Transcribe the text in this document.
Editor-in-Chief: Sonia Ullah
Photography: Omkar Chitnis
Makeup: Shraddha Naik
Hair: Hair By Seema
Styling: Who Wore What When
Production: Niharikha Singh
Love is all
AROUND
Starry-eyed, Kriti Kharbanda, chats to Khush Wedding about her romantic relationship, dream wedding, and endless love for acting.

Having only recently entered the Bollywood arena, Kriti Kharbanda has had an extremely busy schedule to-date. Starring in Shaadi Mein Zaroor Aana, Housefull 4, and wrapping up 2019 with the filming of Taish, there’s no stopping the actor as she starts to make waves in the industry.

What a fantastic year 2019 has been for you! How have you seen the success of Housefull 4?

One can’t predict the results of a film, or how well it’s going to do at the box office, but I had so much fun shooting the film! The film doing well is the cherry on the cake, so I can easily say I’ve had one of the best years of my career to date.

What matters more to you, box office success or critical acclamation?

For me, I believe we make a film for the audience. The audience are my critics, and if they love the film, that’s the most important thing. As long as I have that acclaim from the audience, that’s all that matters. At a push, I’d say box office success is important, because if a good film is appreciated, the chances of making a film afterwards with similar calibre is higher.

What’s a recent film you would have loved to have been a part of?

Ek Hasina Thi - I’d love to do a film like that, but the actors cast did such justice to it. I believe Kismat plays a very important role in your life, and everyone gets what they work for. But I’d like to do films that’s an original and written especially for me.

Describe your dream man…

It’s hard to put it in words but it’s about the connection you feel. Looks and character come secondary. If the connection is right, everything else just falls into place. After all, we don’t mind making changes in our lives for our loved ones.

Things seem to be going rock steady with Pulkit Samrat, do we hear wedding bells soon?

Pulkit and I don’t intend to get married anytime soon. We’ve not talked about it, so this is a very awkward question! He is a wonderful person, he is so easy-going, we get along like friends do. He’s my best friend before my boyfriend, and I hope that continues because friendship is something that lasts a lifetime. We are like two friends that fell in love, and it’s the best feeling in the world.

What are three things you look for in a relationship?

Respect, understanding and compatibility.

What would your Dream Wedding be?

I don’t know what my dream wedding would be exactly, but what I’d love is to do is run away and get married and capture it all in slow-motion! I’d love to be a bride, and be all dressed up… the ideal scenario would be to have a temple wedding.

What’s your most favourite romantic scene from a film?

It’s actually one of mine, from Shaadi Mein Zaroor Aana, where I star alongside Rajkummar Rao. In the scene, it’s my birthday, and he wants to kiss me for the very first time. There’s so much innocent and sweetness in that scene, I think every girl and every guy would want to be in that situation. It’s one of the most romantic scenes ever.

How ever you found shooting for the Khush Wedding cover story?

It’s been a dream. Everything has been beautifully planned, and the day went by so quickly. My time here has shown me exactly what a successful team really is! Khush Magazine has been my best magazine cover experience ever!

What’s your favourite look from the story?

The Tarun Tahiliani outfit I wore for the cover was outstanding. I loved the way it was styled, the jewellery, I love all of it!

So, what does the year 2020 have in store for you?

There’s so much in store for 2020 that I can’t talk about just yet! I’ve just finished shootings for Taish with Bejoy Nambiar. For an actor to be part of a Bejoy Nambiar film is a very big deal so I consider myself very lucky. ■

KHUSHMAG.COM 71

┄┄┄┄┄┄

* What the exercise asks
From the data above, show each line that contains "Kriti".

* Task solution
Starry-eyed, Kriti Kharbanda, chats to Khush Wedding about her romantic relationship, dream wedding, and endless love for acting.
Having only recently entered the Bollywood arena, Kriti Kharbanda has had an extremely busy schedule to-date. Starring in Shaadi Mein Zaroor Aana, Housefull 4, and wrapping up 2019 with the filming of Taish, there’s no stopping the actor as she starts to make waves in the industry.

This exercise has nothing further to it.